*Exercise aim*: Find each line with "正确答案为" and copy it.

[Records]

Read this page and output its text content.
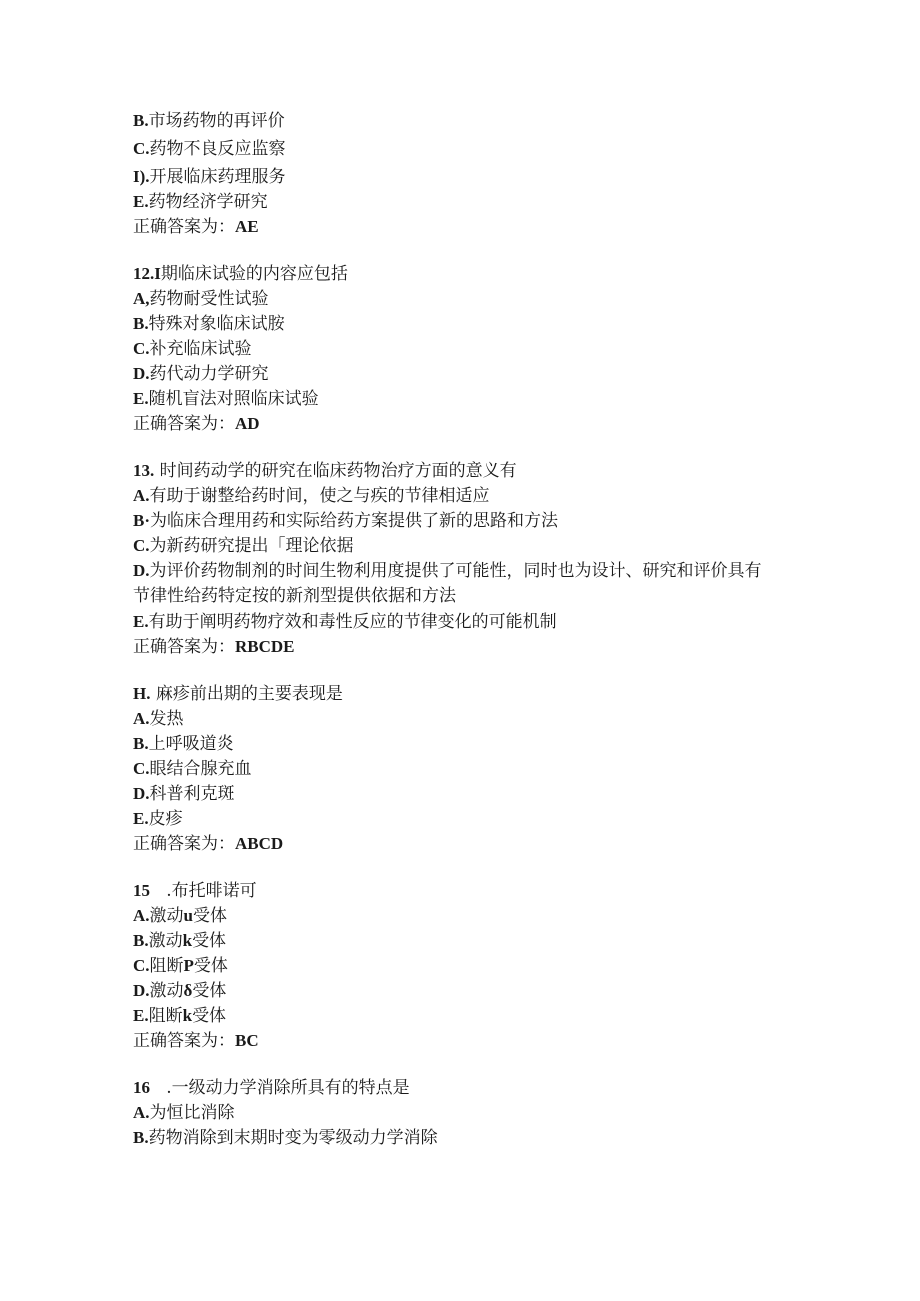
B.市场药物的再评价
C.药物不良反应监察
I).开展临床药理服务
E.药物经济学研究
正确答案为：AE
12.I期临床试验的内容应包括
A,药物耐受性试验
B.特殊对象临床试胺
C.补充临床试验
D.药代动力学研究
E.随机盲法对照临床试验
正确答案为：AD
13. 时间药动学的研究在临床药物治疗方面的意义有
A.有助于谢整给药时间，使之与疾的节律相适应
B·为临床合理用药和实际给药方案提供了新的思路和方法
C.为新药研究提出「理论依据
D.为评价药物制剂的时间生物利用度提供了可能性，同时也为设计、研究和评价具有节律性给药特定按的新剂型提供依据和方法
E.有助于阐明药物疗效和毒性反应的节律变化的可能机制
正确答案为：RBCDE
H. 麻疹前出期的主要表现是
A.发热
B.上呼吸道炎
C.眼结合腺充血
D.科普利克斑
E.皮疹
正确答案为：ABCD
15   .布托啡诺可
A.激动u受体
B.激动k受体
C.阻断P受体
D.激动δ受体
E.阻断k受体
正确答案为：BC
16   .一级动力学消除所具有的特点是
A.为恒比消除
B.药物消除到末期时变为零级动力学消除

*Answer below*:
正确答案为：AE
正确答案为：AD
正确答案为：RBCDE
正确答案为：ABCD
正确答案为：BC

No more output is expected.